### DATA PROVIDED
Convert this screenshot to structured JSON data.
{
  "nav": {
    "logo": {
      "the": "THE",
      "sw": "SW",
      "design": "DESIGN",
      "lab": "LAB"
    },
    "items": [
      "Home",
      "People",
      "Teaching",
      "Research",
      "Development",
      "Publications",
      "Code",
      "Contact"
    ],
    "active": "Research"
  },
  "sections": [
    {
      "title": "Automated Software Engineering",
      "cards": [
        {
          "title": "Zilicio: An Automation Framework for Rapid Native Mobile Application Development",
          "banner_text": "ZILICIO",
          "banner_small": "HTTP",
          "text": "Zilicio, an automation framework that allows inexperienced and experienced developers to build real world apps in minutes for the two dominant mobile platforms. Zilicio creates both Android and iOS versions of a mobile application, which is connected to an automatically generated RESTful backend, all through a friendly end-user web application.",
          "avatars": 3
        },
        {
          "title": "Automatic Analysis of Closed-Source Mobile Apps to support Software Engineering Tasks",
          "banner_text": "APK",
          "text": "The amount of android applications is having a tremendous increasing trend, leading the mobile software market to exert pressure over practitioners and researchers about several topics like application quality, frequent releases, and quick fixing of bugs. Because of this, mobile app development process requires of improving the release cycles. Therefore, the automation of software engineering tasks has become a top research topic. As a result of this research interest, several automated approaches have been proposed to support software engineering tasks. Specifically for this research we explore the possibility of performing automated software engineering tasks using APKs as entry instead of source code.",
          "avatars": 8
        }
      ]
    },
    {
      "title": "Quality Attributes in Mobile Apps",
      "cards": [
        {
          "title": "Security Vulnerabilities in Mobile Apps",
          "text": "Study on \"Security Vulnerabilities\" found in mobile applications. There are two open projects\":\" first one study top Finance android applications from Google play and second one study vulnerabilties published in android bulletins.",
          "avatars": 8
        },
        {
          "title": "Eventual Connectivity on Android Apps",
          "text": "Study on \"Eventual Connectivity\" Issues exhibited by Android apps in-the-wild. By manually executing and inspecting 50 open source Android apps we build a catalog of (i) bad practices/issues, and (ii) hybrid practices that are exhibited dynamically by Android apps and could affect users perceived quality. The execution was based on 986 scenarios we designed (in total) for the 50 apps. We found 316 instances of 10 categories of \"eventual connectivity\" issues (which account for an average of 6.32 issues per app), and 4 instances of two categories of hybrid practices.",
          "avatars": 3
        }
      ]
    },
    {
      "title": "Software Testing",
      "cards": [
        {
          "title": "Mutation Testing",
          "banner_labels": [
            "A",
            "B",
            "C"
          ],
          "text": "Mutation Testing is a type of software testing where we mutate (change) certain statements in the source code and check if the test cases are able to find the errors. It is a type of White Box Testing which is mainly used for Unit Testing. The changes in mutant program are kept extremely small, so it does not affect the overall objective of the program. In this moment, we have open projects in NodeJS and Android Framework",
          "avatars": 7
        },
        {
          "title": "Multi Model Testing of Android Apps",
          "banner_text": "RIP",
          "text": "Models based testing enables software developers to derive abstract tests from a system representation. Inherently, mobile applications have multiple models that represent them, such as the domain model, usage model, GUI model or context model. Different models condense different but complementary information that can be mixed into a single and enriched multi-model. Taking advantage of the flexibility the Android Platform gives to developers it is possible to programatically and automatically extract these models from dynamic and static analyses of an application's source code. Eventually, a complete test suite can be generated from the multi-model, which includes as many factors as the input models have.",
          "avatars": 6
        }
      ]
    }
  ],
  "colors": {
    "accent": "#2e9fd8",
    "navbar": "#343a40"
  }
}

### WHAT THE TASK REQUIRES
From the listing above, extract all records word for word.

### RESULT OF THIS TASK
Convert this screenshot to structured JSON data.
{
  "nav": {
    "logo": {
      "the": "THE",
      "sw": "SW",
      "design": "DESIGN",
      "lab": "LAB"
    },
    "items": [
      "Home",
      "People",
      "Teaching",
      "Research",
      "Development",
      "Publications",
      "Code",
      "Contact"
    ],
    "active": "Research"
  },
  "sections": [
    {
      "title": "Automated Software Engineering",
      "cards": [
        {
          "title": "Zilicio: An Automation Framework for Rapid Native Mobile Application Development",
          "banner_text": "ZILICIO",
          "banner_small": "HTTP",
          "text": "Zilicio, an automation framework that allows inexperienced and experienced developers to build real world apps in minutes for the two dominant mobile platforms. Zilicio creates both Android and iOS versions of a mobile application, which is connected to an automatically generated RESTful backend, all through a friendly end-user web application.",
          "avatars": 3
        },
        {
          "title": "Automatic Analysis of Closed-Source Mobile Apps to support Software Engineering Tasks",
          "banner_text": "APK",
          "text": "The amount of android applications is having a tremendous increasing trend, leading the mobile software market to exert pressure over practitioners and researchers about several topics like application quality, frequent releases, and quick fixing of bugs. Because of this, mobile app development process requires of improving the release cycles. Therefore, the automation of software engineering tasks has become a top research topic. As a result of this research interest, several automated approaches have been proposed to support software engineering tasks. Specifically for this research we explore the possibility of performing automated software engineering tasks using APKs as entry instead of source code.",
          "avatars": 8
        }
      ]
    },
    {
      "title": "Quality Attributes in Mobile Apps",
      "cards": [
        {
          "title": "Security Vulnerabilities in Mobile Apps",
          "text": "Study on \"Security Vulnerabilities\" found in mobile applications. There are two open projects\":\" first one study top Finance android applications from Google play and second one study vulnerabilties published in android bulletins.",
          "avatars": 8
        },
        {
          "title": "Eventual Connectivity on Android Apps",
          "text": "Study on \"Eventual Connectivity\" Issues exhibited by Android apps in-the-wild. By manually executing and inspecting 50 open source Android apps we build a catalog of (i) bad practices/issues, and (ii) hybrid practices that are exhibited dynamically by Android apps and could affect users perceived quality. The execution was based on 986 scenarios we designed (in total) for the 50 apps. We found 316 instances of 10 categories of \"eventual connectivity\" issues (which account for an average of 6.32 issues per app), and 4 instances of two categories of hybrid practices.",
          "avatars": 3
        }
      ]
    },
    {
      "title": "Software Testing",
      "cards": [
        {
          "title": "Mutation Testing",
          "banner_labels": [
            "A",
            "B",
            "C"
          ],
          "text": "Mutation Testing is a type of software testing where we mutate (change) certain statements in the source code and check if the test cases are able to find the errors. It is a type of White Box Testing which is mainly used for Unit Testing. The changes in mutant program are kept extremely small, so it does not affect the overall objective of the program. In this moment, we have open projects in NodeJS and Android Framework",
          "avatars": 7
        },
        {
          "title": "Multi Model Testing of Android Apps",
          "banner_text": "RIP",
          "text": "Models based testing enables software developers to derive abstract tests from a system representation. Inherently, mobile applications have multiple models that represent them, such as the domain model, usage model, GUI model or context model. Different models condense different but complementary information that can be mixed into a single and enriched multi-model. Taking advantage of the flexibility the Android Platform gives to developers it is possible to programatically and automatically extract these models from dynamic and static analyses of an application's source code. Eventually, a complete test suite can be generated from the multi-model, which includes as many factors as the input models have.",
          "avatars": 6
        }
      ]
    }
  ],
  "colors": {
    "accent": "#2e9fd8",
    "navbar": "#343a40"
  }
}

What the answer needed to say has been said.